(Lines of data)
__________
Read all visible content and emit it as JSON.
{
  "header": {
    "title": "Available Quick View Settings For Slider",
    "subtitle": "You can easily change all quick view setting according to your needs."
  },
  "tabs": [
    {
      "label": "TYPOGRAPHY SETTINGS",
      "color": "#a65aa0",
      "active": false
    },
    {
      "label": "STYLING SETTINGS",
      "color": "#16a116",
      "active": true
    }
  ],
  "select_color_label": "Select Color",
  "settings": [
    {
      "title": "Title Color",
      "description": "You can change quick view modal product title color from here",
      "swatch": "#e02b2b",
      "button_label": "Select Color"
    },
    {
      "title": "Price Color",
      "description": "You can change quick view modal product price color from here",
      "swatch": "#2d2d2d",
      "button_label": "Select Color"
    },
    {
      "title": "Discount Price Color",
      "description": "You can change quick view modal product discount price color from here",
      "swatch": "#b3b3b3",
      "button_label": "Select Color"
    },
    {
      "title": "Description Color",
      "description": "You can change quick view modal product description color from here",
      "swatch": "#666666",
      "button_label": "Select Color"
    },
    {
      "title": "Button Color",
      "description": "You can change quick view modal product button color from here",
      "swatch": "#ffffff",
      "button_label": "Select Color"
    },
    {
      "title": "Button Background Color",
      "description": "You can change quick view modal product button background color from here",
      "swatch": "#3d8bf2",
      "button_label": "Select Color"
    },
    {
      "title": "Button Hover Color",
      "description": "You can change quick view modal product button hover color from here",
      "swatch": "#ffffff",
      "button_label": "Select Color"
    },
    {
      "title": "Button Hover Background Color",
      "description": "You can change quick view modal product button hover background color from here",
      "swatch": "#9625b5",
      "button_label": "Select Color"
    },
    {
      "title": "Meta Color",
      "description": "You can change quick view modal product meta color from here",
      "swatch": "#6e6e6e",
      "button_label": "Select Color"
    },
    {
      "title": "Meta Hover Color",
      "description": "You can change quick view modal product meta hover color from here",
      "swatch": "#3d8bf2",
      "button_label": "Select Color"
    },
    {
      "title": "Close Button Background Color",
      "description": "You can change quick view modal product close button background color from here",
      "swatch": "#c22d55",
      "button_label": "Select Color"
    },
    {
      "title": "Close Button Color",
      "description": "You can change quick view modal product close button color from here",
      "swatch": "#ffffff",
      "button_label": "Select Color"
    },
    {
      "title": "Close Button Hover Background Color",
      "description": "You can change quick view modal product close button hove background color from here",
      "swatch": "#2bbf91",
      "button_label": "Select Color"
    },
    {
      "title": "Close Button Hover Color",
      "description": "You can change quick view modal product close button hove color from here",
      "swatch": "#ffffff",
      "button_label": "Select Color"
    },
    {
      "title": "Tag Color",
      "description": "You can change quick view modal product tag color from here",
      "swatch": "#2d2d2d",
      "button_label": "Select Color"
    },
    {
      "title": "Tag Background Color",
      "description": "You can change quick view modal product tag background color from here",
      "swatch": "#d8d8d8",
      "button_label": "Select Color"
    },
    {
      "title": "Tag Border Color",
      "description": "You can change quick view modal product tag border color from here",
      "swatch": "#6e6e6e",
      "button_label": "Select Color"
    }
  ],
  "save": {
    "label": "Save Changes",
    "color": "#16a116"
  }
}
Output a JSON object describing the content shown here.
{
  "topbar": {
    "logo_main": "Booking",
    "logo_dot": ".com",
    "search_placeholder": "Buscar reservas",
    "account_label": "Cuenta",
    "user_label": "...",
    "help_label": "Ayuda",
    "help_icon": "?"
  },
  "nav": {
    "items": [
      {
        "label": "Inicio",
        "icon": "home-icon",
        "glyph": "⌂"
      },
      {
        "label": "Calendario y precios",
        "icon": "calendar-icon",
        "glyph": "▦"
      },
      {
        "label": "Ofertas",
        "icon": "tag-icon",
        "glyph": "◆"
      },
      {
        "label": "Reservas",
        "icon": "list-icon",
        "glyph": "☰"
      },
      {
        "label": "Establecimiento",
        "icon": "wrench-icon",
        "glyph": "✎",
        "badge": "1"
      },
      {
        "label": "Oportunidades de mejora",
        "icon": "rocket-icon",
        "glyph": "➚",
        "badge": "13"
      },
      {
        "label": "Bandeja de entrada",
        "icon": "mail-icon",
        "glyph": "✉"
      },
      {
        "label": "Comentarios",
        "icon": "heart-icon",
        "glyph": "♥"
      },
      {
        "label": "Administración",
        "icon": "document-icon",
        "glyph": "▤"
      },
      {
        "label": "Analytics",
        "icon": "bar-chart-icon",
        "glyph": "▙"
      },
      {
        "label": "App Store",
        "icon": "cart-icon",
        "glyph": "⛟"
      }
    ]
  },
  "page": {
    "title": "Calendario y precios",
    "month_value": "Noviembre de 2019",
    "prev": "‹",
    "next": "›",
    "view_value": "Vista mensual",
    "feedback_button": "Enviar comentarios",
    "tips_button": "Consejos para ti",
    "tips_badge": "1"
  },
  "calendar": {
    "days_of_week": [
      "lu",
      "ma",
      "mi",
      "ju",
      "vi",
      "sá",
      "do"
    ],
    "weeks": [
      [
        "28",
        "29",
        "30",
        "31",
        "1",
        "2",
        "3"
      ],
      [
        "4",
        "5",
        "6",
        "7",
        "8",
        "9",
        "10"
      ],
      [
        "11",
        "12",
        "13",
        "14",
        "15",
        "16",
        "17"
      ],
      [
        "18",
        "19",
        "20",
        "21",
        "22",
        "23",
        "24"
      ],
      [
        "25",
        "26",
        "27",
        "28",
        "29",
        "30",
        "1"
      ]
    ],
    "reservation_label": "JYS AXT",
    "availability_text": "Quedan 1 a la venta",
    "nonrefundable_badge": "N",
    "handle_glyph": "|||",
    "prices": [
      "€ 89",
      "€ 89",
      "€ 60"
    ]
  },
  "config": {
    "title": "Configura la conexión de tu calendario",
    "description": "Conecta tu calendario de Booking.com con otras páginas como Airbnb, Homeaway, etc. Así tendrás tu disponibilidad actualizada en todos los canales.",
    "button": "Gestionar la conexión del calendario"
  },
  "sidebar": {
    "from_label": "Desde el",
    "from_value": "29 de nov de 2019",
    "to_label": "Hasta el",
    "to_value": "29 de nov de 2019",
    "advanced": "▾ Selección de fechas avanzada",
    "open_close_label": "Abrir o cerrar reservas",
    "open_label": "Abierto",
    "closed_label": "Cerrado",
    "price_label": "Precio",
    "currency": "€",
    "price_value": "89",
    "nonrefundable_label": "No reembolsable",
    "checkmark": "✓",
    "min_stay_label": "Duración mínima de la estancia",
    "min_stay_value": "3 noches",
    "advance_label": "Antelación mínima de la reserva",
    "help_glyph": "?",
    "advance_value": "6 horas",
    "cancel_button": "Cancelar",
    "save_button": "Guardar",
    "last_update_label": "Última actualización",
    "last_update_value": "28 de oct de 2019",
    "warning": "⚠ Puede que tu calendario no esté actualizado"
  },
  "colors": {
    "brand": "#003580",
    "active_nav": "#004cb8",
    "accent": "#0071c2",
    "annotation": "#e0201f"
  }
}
__________
Stated goal: Using the data above, print every record exactly as shown.

Answer to this exercise:
Read all visible content and emit it as JSON.
{
  "header": {
    "title": "Available Quick View Settings For Slider",
    "subtitle": "You can easily change all quick view setting according to your needs."
  },
  "tabs": [
    {
      "label": "TYPOGRAPHY SETTINGS",
      "color": "#a65aa0",
      "active": false
    },
    {
      "label": "STYLING SETTINGS",
      "color": "#16a116",
      "active": true
    }
  ],
  "select_color_label": "Select Color",
  "settings": [
    {
      "title": "Title Color",
      "description": "You can change quick view modal product title color from here",
      "swatch": "#e02b2b",
      "button_label": "Select Color"
    },
    {
      "title": "Price Color",
      "description": "You can change quick view modal product price color from here",
      "swatch": "#2d2d2d",
      "button_label": "Select Color"
    },
    {
      "title": "Discount Price Color",
      "description": "You can change quick view modal product discount price color from here",
      "swatch": "#b3b3b3",
      "button_label": "Select Color"
    },
    {
      "title": "Description Color",
      "description": "You can change quick view modal product description color from here",
      "swatch": "#666666",
      "button_label": "Select Color"
    },
    {
      "title": "Button Color",
      "description": "You can change quick view modal product button color from here",
      "swatch": "#ffffff",
      "button_label": "Select Color"
    },
    {
      "title": "Button Background Color",
      "description": "You can change quick view modal product button background color from here",
      "swatch": "#3d8bf2",
      "button_label": "Select Color"
    },
    {
      "title": "Button Hover Color",
      "description": "You can change quick view modal product button hover color from here",
      "swatch": "#ffffff",
      "button_label": "Select Color"
    },
    {
      "title": "Button Hover Background Color",
      "description": "You can change quick view modal product button hover background color from here",
      "swatch": "#9625b5",
      "button_label": "Select Color"
    },
    {
      "title": "Meta Color",
      "description": "You can change quick view modal product meta color from here",
      "swatch": "#6e6e6e",
      "button_label": "Select Color"
    },
    {
      "title": "Meta Hover Color",
      "description": "You can change quick view modal product meta hover color from here",
      "swatch": "#3d8bf2",
      "button_label": "Select Color"
    },
    {
      "title": "Close Button Background Color",
      "description": "You can change quick view modal product close button background color from here",
      "swatch": "#c22d55",
      "button_label": "Select Color"
    },
    {
      "title": "Close Button Color",
      "description": "You can change quick view modal product close button color from here",
      "swatch": "#ffffff",
      "button_label": "Select Color"
    },
    {
      "title": "Close Button Hover Background Color",
      "description": "You can change quick view modal product close button hove background color from here",
      "swatch": "#2bbf91",
      "button_label": "Select Color"
    },
    {
      "title": "Close Button Hover Color",
      "description": "You can change quick view modal product close button hove color from here",
      "swatch": "#ffffff",
      "button_label": "Select Color"
    },
    {
      "title": "Tag Color",
      "description": "You can change quick view modal product tag color from here",
      "swatch": "#2d2d2d",
      "button_label": "Select Color"
    },
    {
      "title": "Tag Background Color",
      "description": "You can change quick view modal product tag background color from here",
      "swatch": "#d8d8d8",
      "button_label": "Select Color"
    },
    {
      "title": "Tag Border Color",
      "description": "You can change quick view modal product tag border color from here",
      "swatch": "#6e6e6e",
      "button_label": "Select Color"
    }
  ],
  "save": {
    "label": "Save Changes",
    "color": "#16a116"
  }
}
Output a JSON object describing the content shown here.
{
  "topbar": {
    "logo_main": "Booking",
    "logo_dot": ".com",
    "search_placeholder": "Buscar reservas",
    "account_label": "Cuenta",
    "user_label": "...",
    "help_label": "Ayuda",
    "help_icon": "?"
  },
  "nav": {
    "items": [
      {
        "label": "Inicio",
        "icon": "home-icon",
        "glyph": "⌂"
      },
      {
        "label": "Calendario y precios",
        "icon": "calendar-icon",
        "glyph": "▦"
      },
      {
        "label": "Ofertas",
        "icon": "tag-icon",
        "glyph": "◆"
      },
      {
        "label": "Reservas",
        "icon": "list-icon",
        "glyph": "☰"
      },
      {
        "label": "Establecimiento",
        "icon": "wrench-icon",
        "glyph": "✎",
        "badge": "1"
      },
      {
        "label": "Oportunidades de mejora",
        "icon": "rocket-icon",
        "glyph": "➚",
        "badge": "13"
      },
      {
        "label": "Bandeja de entrada",
        "icon": "mail-icon",
        "glyph": "✉"
      },
      {
        "label": "Comentarios",
        "icon": "heart-icon",
        "glyph": "♥"
      },
      {
        "label": "Administración",
        "icon": "document-icon",
        "glyph": "▤"
      },
      {
        "label": "Analytics",
        "icon": "bar-chart-icon",
        "glyph": "▙"
      },
      {
        "label": "App Store",
        "icon": "cart-icon",
        "glyph": "⛟"
      }
    ]
  },
  "page": {
    "title": "Calendario y precios",
    "month_value": "Noviembre de 2019",
    "prev": "‹",
    "next": "›",
    "view_value": "Vista mensual",
    "feedback_button": "Enviar comentarios",
    "tips_button": "Consejos para ti",
    "tips_badge": "1"
  },
  "calendar": {
    "days_of_week": [
      "lu",
      "ma",
      "mi",
      "ju",
      "vi",
      "sá",
      "do"
    ],
    "weeks": [
      [
        "28",
        "29",
        "30",
        "31",
        "1",
        "2",
        "3"
      ],
      [
        "4",
        "5",
        "6",
        "7",
        "8",
        "9",
        "10"
      ],
      [
        "11",
        "12",
        "13",
        "14",
        "15",
        "16",
        "17"
      ],
      [
        "18",
        "19",
        "20",
        "21",
        "22",
        "23",
        "24"
      ],
      [
        "25",
        "26",
        "27",
        "28",
        "29",
        "30",
        "1"
      ]
    ],
    "reservation_label": "JYS AXT",
    "availability_text": "Quedan 1 a la venta",
    "nonrefundable_badge": "N",
    "handle_glyph": "|||",
    "prices": [
      "€ 89",
      "€ 89",
      "€ 60"
    ]
  },
  "config": {
    "title": "Configura la conexión de tu calendario",
    "description": "Conecta tu calendario de Booking.com con otras páginas como Airbnb, Homeaway, etc. Así tendrás tu disponibilidad actualizada en todos los canales.",
    "button": "Gestionar la conexión del calendario"
  },
  "sidebar": {
    "from_label": "Desde el",
    "from_value": "29 de nov de 2019",
    "to_label": "Hasta el",
    "to_value": "29 de nov de 2019",
    "advanced": "▾ Selección de fechas avanzada",
    "open_close_label": "Abrir o cerrar reservas",
    "open_label": "Abierto",
    "closed_label": "Cerrado",
    "price_label": "Precio",
    "currency": "€",
    "price_value": "89",
    "nonrefundable_label": "No reembolsable",
    "checkmark": "✓",
    "min_stay_label": "Duración mínima de la estancia",
    "min_stay_value": "3 noches",
    "advance_label": "Antelación mínima de la reserva",
    "help_glyph": "?",
    "advance_value": "6 horas",
    "cancel_button": "Cancelar",
    "save_button": "Guardar",
    "last_update_label": "Última actualización",
    "last_update_value": "28 de oct de 2019",
    "warning": "⚠ Puede que tu calendario no esté actualizado"
  },
  "colors": {
    "brand": "#003580",
    "active_nav": "#004cb8",
    "accent": "#0071c2",
    "annotation": "#e0201f"
  }
}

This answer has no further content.